*GOAL:*
Can you find the lines of the listing that include "this" and copy every one?

*MATERIAL FOR THE TASK:*
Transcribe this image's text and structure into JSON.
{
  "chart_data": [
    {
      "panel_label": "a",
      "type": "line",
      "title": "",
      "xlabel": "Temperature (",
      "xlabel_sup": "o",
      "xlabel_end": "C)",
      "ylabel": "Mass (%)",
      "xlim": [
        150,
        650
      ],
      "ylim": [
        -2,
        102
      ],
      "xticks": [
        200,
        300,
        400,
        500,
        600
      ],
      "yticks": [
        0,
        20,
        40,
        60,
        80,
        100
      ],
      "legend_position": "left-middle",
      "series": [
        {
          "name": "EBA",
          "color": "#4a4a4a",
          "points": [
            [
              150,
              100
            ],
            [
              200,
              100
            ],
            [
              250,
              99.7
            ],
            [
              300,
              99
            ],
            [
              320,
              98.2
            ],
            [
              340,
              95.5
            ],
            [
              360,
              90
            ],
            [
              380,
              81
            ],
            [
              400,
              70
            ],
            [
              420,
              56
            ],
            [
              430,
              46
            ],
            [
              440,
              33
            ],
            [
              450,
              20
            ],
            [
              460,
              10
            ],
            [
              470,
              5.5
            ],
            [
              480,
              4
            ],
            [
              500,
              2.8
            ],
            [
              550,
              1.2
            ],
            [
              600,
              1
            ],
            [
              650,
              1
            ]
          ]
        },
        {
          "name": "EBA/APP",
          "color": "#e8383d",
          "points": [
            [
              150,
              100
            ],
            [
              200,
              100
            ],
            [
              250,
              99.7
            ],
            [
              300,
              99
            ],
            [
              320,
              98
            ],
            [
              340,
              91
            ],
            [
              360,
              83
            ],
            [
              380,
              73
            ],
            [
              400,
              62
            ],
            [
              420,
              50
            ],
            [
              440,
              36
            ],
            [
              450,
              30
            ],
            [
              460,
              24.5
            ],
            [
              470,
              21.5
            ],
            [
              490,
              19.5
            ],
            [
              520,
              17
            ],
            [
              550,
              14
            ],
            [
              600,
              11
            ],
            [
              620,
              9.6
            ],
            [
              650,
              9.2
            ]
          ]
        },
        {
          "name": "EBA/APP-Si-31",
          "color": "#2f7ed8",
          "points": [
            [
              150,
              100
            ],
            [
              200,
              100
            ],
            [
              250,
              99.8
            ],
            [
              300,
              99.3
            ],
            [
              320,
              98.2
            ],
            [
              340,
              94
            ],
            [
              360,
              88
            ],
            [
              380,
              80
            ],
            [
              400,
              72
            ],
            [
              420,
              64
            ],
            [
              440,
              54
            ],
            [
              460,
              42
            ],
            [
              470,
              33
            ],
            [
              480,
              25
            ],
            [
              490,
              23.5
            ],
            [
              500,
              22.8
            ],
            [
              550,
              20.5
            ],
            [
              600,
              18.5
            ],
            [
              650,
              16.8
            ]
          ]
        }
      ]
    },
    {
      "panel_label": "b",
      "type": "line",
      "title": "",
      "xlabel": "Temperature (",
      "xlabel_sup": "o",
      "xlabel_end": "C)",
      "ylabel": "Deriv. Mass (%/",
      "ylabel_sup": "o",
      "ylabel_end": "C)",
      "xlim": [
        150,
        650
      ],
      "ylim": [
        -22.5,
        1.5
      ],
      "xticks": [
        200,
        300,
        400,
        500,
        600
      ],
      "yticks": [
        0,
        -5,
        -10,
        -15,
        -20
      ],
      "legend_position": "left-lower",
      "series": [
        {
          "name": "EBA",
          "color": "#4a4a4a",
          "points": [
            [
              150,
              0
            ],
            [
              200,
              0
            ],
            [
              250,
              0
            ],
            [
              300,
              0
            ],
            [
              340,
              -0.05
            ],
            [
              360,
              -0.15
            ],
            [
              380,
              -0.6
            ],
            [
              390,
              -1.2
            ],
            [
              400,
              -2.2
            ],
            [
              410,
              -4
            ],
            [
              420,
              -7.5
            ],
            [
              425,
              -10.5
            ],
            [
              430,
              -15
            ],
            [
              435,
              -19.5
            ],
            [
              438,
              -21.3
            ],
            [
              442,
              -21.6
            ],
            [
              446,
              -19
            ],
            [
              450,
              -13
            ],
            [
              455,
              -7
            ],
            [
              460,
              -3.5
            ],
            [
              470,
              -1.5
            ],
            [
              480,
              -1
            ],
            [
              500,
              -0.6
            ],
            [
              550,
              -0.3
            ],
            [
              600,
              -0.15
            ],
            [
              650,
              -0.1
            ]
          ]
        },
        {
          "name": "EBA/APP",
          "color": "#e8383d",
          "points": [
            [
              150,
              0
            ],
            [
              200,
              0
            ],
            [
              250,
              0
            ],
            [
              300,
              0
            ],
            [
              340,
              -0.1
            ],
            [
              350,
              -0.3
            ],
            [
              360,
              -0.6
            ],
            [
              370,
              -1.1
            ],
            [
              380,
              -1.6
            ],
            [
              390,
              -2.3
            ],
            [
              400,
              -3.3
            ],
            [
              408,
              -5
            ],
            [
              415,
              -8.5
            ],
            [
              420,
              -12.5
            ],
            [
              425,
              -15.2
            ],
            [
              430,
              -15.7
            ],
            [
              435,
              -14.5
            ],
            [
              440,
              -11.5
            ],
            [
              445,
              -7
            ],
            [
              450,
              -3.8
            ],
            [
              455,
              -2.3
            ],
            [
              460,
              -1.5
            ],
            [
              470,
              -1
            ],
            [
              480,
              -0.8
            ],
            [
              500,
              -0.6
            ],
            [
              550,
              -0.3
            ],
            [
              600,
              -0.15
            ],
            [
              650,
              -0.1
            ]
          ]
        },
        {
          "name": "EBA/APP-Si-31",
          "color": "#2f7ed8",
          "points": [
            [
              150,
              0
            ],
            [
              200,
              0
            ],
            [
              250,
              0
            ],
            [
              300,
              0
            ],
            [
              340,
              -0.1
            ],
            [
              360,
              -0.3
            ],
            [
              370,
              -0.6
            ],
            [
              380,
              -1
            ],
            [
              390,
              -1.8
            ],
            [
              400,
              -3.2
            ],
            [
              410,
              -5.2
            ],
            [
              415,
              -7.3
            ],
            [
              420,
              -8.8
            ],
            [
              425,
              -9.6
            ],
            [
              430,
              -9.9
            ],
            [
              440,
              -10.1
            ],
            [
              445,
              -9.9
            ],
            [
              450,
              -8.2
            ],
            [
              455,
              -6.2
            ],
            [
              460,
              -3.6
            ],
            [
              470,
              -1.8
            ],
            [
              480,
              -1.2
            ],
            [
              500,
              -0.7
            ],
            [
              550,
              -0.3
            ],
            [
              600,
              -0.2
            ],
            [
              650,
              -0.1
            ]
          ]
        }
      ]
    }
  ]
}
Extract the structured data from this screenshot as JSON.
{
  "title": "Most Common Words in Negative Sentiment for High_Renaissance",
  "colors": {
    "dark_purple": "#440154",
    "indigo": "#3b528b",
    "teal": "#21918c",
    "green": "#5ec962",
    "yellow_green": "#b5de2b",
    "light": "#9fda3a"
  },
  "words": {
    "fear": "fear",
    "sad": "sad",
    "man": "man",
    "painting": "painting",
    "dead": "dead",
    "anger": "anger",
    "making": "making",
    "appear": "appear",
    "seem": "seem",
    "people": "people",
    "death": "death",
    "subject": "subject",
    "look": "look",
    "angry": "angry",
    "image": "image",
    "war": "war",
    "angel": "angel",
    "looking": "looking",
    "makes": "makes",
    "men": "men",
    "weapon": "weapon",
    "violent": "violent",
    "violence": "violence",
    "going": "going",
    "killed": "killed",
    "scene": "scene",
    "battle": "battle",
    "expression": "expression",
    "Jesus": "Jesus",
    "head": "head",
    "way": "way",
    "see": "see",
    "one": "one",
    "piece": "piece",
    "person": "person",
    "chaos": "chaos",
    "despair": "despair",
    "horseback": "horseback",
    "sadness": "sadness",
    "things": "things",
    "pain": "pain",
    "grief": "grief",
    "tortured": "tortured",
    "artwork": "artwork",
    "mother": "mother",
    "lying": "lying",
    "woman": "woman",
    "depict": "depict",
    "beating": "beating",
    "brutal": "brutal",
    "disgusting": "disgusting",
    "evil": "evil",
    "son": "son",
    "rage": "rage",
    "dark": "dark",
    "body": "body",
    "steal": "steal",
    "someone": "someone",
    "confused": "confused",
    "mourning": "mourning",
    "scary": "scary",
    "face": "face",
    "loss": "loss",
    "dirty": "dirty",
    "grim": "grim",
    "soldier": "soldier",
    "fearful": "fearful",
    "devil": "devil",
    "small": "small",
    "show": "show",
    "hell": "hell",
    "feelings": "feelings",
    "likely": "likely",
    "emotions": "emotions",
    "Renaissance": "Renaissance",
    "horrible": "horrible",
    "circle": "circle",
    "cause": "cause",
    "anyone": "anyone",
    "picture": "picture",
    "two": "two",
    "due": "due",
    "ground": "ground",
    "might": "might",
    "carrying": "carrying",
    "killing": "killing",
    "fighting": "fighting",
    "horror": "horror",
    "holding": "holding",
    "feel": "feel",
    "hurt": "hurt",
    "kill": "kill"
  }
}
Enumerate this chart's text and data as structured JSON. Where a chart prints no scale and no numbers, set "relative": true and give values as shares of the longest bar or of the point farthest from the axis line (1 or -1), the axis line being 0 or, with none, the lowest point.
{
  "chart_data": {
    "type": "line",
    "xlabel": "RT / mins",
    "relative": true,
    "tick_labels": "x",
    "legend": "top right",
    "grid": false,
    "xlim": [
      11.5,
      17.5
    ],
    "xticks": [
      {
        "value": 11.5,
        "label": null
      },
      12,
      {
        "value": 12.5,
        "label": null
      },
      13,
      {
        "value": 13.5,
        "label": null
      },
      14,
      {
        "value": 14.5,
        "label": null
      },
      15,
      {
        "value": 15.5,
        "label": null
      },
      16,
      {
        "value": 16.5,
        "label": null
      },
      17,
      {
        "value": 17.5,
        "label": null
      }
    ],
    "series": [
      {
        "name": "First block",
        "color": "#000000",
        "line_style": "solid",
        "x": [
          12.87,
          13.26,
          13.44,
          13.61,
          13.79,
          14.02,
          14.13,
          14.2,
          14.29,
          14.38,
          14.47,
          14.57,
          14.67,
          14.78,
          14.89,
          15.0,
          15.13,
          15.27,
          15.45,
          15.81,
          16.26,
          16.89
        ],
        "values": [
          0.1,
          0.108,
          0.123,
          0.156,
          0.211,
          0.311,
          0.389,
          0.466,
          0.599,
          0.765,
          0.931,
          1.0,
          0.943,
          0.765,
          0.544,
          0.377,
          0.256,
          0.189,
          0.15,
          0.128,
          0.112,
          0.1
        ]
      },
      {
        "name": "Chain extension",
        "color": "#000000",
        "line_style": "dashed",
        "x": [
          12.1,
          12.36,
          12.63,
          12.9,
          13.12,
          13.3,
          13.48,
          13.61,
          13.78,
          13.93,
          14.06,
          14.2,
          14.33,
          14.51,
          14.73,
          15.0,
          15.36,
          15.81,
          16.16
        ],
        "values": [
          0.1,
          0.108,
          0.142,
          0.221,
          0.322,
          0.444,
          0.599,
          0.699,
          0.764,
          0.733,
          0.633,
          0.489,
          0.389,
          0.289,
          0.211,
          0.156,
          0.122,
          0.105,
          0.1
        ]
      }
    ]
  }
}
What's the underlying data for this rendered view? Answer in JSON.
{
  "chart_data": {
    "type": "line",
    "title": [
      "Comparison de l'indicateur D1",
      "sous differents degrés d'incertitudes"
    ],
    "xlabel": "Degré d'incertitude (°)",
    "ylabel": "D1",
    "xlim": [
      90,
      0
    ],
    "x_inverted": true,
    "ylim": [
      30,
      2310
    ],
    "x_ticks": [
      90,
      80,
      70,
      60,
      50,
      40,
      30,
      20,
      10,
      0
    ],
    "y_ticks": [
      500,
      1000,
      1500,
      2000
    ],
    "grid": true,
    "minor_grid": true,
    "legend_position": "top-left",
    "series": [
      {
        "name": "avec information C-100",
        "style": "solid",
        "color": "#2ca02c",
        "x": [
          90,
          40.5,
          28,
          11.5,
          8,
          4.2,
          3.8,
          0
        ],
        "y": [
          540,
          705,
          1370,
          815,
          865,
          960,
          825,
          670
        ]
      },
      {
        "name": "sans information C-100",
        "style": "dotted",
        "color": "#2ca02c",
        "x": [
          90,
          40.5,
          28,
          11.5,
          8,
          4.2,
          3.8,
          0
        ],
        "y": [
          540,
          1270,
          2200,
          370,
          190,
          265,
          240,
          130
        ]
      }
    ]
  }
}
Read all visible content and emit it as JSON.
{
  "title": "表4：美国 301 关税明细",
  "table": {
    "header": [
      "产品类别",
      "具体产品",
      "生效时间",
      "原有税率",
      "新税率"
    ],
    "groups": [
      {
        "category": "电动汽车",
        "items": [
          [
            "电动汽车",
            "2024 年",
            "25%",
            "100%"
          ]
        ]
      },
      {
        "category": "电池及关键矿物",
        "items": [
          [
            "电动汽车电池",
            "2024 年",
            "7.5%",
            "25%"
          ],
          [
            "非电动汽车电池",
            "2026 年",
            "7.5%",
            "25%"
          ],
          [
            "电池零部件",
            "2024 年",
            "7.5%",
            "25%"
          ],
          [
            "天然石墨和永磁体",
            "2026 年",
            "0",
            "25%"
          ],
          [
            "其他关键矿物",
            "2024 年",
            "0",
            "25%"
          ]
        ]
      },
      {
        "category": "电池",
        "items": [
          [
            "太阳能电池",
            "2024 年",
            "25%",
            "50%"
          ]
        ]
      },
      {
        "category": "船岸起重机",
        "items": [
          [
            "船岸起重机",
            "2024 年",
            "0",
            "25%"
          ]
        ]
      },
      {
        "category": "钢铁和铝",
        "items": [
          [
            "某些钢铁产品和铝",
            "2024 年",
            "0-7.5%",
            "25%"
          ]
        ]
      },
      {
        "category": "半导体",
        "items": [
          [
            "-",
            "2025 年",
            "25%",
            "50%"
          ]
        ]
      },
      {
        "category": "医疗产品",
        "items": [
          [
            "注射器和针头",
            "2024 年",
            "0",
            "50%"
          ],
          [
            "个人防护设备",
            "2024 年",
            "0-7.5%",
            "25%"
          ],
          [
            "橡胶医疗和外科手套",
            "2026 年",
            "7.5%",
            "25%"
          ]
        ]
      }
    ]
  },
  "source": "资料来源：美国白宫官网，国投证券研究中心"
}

*WRITTEN REPLY:*
Transcribe this image's text and structure into JSON.
Extract the structured data from this screenshot as JSON.
Enumerate this chart's text and data as structured JSON. Where a chart prints no scale and no numbers, set "relative": true and give values as shares of the longest bar or of the point farthest from the axis line (1 or -1), the axis line being 0 or, with none, the lowest point.
What's the underlying data for this rendered view? Answer in JSON.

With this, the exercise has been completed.